━━━ Recorded information ━━━

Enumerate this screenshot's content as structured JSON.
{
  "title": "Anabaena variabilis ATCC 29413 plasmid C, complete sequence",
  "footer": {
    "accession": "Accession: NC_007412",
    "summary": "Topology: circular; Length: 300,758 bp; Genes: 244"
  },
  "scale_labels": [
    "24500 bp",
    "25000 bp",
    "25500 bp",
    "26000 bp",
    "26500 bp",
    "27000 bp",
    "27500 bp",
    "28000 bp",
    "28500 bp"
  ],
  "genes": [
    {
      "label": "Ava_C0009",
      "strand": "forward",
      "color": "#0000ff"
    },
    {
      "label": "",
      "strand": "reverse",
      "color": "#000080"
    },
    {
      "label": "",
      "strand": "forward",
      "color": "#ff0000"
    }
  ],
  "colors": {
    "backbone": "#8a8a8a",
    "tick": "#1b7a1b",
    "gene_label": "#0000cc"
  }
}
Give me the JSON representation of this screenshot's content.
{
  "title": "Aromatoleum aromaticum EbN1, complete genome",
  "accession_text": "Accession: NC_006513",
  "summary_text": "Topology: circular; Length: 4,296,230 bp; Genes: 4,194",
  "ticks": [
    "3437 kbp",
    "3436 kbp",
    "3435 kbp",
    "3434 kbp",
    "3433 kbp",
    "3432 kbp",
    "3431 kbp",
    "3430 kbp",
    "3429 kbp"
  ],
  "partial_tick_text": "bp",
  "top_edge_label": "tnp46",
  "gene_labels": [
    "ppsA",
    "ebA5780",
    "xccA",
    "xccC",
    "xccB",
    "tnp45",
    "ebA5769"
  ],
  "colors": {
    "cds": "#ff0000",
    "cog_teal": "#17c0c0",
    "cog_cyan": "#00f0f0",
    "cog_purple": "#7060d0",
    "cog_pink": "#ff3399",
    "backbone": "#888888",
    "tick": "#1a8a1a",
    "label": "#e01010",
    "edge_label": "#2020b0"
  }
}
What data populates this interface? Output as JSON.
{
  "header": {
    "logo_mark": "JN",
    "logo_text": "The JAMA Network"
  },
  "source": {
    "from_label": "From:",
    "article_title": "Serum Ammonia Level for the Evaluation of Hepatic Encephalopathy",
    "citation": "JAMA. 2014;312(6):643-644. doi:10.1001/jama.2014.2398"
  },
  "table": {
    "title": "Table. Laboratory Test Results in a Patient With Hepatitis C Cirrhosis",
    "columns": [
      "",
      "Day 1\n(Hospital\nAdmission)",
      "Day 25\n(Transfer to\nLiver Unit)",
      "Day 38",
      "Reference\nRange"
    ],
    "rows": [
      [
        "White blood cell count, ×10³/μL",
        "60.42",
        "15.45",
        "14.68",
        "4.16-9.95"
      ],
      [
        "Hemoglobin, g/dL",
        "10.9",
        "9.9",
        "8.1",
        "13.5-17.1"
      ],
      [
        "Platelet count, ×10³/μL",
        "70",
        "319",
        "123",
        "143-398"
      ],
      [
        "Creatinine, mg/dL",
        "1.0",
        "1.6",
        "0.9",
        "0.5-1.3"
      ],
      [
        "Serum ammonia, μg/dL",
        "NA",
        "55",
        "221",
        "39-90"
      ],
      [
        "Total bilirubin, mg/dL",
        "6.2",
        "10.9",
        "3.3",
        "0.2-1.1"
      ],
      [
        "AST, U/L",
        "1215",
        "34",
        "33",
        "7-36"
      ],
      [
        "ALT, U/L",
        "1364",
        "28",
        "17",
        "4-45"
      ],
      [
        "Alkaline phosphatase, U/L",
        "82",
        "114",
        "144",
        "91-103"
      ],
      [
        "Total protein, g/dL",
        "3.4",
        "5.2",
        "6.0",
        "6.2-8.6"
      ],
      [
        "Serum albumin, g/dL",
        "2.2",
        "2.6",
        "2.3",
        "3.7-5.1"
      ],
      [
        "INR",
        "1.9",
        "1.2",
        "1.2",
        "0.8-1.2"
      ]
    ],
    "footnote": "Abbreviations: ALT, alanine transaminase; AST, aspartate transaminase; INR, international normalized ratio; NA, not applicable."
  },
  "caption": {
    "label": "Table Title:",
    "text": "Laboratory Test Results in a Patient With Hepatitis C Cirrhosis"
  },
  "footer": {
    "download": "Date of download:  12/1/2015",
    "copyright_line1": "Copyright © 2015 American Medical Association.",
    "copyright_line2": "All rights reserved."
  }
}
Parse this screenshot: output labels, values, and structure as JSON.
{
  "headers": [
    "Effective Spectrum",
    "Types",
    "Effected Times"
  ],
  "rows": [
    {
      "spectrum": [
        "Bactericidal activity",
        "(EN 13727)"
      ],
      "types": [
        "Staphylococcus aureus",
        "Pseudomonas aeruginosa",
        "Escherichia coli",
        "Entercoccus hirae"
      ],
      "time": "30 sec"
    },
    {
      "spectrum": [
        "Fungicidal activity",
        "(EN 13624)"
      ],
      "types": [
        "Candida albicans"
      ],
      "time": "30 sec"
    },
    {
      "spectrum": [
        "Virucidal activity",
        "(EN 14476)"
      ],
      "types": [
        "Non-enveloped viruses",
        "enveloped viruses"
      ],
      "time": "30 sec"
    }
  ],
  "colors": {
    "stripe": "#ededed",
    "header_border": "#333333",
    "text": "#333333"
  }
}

━━━

Requirement =>
The word "this" is the filter: copy every line of the listing above that contains it.

Exercise solution =>
Enumerate this screenshot's content as structured JSON.
Give me the JSON representation of this screenshot's content.
What data populates this interface? Output as JSON.
Parse this screenshot: output labels, values, and structure as JSON.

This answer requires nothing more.